→ EXCERPT:
To Örebro University

Introduction: Cladribine is a deoxyadenosine analogue prodrug targeting proliferating B- and T-lymphocytes. Cladribine tablets (CladT) are administered in two courses, 12 months apart, for patients with remitting multiple sclerosis (RMS). CladT is included in the Swedish post-market surveillance study “Immunomodulation and Multiple Sclerosis Epidemiology substudy 10” (IMSE 10).

Objectives/Aims: To assess effectiveness of CladT with focus on age at treatment start. Two subgroups in the IMSE 10 study will be compared, below <45 or above ⩾ 45 years of age at treatment start.

Methods: Data on Extended Disability Status Scale (EDSS), Multiple Sclerosis Severity Scale (MSSS), Symbol Digit Modalities Test (SDMT), Multiple Sclerosis Impact Scale (MSIS-29), European Quality of Life -5 Dimensions Test (EQ-5D), Visual Analog Scale (VAS) scores, and relapses and Adverse Events (AEs) were collected from the nationwide Swedish Neuro Registry (NeuroReg). Effectiveness measures and relapse rates were assessed using Wilcoxon Signed Rank Test.

Results: By September 2023, a total of 313 CladT exposed Persons with MS (PwMS) have been included in IMSE 10 since the launch of CladT in April 2018. This cohort was divided into two subgroups, Below <45 (n=233) and Above ⩾45 (n=80) years of age at treatment start. The mean age was 33 and 51 years in the two subgroups, respectively.There were a higher proportion of SPMS (13%) in the older subgroup compared to the younger subgroup (1 %). The proportion of PwMS that discontinued their treatments was twice as high in the younger subgroup (13%) and the main cause of discontinuation was “Lack of effect” (81%) whereas for the older subgroup “other reasons” (40%) was the main cause of discontinuation.Both subgroups demonstrated clinical stability in mean EDSS that was kept stable during the first two treatment years. For both subgroups the mean annual relapse rate (ARR) decreased significantly (p<0.05) during the first two treatment years compare to the ARR one-year prior to cladribine treatment start. During the first year of treatment 5.7% of PwMS in the younger subgroup had new T2 lesions compared to 2.2% in the older subgroup (non-significant). During the second treatment year, 2.1 % of PwMS in the younger subgroup and, 0% of PwMS in the older subgroup had new T2 lesions (non-significant).

→ INFORMATION PROVIDED:
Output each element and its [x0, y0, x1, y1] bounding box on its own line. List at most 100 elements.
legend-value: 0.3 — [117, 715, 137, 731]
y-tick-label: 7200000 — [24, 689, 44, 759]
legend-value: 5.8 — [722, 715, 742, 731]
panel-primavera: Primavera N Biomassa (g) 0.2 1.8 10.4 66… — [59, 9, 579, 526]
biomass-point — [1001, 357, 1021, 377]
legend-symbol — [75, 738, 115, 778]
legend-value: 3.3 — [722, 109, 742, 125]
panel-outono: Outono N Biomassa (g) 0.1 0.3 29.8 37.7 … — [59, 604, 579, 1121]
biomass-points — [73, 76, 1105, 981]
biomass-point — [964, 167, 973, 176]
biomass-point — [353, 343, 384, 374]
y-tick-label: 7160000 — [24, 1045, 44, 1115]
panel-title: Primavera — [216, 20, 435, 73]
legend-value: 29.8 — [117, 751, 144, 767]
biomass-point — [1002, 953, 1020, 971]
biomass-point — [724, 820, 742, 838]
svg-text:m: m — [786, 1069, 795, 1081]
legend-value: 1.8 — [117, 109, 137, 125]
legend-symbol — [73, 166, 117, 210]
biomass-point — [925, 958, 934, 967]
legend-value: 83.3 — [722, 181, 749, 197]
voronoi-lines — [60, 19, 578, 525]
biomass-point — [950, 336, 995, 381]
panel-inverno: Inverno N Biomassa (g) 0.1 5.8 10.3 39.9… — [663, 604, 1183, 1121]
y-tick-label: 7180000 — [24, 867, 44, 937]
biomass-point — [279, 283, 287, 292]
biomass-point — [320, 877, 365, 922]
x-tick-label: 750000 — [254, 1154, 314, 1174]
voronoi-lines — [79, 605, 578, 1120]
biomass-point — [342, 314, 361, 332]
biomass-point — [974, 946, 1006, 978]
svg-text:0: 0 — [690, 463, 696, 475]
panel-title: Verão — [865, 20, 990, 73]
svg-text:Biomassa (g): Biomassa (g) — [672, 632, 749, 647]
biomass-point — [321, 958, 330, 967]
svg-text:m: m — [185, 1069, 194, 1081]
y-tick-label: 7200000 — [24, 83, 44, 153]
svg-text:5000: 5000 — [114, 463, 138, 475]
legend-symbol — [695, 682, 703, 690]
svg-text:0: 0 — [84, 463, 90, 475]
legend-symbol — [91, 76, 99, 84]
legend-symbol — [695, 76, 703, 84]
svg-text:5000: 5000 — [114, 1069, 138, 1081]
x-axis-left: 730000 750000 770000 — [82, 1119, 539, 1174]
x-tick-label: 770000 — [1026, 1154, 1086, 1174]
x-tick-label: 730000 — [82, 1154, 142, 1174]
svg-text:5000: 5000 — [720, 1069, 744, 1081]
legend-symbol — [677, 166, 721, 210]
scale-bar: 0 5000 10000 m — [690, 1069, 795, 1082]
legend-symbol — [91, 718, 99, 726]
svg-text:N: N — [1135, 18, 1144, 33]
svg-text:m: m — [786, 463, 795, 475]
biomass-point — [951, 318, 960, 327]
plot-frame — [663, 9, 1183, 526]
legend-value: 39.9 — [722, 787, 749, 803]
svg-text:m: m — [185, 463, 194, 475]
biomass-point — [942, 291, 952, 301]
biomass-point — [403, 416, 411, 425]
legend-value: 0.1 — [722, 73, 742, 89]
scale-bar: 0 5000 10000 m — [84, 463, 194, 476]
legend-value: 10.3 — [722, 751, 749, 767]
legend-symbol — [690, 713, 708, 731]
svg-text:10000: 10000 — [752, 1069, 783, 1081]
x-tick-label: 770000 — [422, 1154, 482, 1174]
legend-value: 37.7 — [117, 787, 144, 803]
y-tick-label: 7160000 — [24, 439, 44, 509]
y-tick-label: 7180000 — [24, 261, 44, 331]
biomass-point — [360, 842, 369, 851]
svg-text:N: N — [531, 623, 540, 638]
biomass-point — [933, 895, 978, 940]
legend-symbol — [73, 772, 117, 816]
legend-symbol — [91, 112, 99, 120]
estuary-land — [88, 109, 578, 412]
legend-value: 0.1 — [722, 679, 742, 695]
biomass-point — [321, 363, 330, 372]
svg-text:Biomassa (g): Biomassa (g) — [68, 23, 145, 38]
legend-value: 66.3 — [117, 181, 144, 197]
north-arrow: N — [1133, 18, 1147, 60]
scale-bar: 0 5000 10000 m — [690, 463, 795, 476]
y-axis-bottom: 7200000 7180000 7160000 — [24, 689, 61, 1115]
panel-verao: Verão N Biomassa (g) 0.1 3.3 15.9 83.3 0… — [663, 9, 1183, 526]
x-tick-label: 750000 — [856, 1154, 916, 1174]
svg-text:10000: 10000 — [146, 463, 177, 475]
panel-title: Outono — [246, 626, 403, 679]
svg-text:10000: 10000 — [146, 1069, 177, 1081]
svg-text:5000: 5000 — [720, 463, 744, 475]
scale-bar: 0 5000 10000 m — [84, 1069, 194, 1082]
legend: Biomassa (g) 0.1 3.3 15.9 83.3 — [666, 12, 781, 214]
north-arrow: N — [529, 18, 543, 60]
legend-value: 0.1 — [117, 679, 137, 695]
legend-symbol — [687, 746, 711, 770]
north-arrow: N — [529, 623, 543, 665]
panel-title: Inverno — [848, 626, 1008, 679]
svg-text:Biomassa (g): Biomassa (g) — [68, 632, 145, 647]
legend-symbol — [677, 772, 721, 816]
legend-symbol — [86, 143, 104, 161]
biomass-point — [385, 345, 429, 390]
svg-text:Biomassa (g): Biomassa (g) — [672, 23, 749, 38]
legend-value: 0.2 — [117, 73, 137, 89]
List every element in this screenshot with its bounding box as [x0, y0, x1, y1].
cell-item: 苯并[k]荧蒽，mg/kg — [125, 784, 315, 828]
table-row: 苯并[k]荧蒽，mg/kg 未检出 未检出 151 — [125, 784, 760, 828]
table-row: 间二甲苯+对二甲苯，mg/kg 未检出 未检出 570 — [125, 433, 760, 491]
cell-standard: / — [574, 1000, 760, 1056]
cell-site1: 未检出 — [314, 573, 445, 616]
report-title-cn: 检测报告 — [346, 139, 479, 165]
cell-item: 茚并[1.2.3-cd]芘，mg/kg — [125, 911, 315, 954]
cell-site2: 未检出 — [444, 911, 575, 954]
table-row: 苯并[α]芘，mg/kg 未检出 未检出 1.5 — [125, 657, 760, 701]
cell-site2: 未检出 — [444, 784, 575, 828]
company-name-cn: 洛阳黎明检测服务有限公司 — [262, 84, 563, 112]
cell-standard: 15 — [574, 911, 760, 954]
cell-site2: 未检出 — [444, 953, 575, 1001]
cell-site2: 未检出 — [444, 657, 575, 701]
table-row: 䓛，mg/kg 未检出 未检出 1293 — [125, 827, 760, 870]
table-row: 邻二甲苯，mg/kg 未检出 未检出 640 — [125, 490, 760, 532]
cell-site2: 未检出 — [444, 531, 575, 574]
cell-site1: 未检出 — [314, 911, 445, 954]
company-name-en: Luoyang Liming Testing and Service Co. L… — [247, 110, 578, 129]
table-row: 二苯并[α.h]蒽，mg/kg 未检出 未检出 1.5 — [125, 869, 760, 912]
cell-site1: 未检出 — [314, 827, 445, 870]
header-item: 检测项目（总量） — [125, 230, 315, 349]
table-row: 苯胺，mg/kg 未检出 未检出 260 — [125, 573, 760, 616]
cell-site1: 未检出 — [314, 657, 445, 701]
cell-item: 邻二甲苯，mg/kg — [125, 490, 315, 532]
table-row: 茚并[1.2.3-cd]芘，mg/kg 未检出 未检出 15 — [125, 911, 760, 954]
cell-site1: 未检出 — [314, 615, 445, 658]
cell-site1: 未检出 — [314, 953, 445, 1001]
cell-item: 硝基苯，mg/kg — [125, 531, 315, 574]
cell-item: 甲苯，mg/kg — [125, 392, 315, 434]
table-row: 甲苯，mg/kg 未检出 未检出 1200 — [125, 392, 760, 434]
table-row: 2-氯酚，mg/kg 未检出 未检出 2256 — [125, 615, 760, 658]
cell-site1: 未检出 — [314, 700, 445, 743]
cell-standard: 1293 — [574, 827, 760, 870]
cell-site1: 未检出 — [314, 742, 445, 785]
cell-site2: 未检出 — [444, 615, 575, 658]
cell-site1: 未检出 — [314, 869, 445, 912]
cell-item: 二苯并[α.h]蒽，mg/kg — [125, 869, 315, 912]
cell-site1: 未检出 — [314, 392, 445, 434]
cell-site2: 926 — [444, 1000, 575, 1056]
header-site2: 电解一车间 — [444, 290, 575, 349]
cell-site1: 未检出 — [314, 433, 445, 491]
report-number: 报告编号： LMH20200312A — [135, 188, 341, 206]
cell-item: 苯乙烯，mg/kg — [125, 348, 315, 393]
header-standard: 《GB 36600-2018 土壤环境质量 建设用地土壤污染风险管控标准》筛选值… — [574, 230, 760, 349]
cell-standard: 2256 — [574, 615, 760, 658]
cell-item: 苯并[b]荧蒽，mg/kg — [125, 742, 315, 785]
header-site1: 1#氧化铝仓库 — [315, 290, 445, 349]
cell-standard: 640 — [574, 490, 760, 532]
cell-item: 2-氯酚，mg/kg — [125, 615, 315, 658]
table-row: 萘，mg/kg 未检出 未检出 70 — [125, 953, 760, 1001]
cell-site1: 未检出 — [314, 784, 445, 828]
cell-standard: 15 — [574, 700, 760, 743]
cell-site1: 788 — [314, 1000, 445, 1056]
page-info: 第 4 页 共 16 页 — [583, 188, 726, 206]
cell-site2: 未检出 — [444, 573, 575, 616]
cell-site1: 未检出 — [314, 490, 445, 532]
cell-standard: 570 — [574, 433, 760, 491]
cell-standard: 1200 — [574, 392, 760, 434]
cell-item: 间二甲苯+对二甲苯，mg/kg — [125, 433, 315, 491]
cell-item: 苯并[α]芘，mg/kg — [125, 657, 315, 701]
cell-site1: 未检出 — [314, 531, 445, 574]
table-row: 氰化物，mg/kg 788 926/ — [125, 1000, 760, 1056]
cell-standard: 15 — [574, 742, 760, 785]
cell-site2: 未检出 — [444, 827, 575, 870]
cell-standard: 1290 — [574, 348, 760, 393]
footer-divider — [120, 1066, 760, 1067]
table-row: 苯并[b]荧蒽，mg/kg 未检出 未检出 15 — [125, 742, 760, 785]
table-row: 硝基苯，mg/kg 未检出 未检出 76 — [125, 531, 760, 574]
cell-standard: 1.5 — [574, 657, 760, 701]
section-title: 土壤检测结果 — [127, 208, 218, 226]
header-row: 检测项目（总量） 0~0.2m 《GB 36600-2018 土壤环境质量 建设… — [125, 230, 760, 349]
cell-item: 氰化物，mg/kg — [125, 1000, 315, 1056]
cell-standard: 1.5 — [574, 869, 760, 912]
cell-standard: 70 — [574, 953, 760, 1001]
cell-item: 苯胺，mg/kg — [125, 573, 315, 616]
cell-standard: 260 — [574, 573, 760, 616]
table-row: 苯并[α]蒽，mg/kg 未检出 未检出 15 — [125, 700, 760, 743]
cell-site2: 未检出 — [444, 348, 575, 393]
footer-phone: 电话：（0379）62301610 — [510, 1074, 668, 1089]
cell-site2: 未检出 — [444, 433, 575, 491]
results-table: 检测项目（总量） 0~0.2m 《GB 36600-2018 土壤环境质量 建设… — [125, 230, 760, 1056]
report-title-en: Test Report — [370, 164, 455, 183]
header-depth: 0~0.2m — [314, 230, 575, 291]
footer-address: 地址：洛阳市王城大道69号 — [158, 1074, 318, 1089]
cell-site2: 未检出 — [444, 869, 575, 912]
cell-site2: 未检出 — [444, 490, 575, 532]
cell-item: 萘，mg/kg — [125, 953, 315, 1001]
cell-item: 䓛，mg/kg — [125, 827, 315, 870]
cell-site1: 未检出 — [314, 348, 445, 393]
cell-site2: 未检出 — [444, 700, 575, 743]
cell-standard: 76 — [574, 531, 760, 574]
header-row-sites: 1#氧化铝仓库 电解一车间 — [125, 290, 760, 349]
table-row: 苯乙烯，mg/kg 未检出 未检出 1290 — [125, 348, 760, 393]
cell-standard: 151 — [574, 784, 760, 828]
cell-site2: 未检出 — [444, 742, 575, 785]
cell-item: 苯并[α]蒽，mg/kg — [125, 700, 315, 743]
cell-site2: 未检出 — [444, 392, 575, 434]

→ TASK STATEMENT: Give the stretch of the cladribine abstract from "Objectives/Aims: To assess" through "45 years of age at treatment start." again, swapping "subgroups" for "groups".

→ TASK OUTPUT:
Objectives/Aims: To assess effectiveness of CladT with focus on age at treatment start. Two groups in the IMSE 10 study will be compared, below <45 or above ⩾ 45 years of age at treatment start.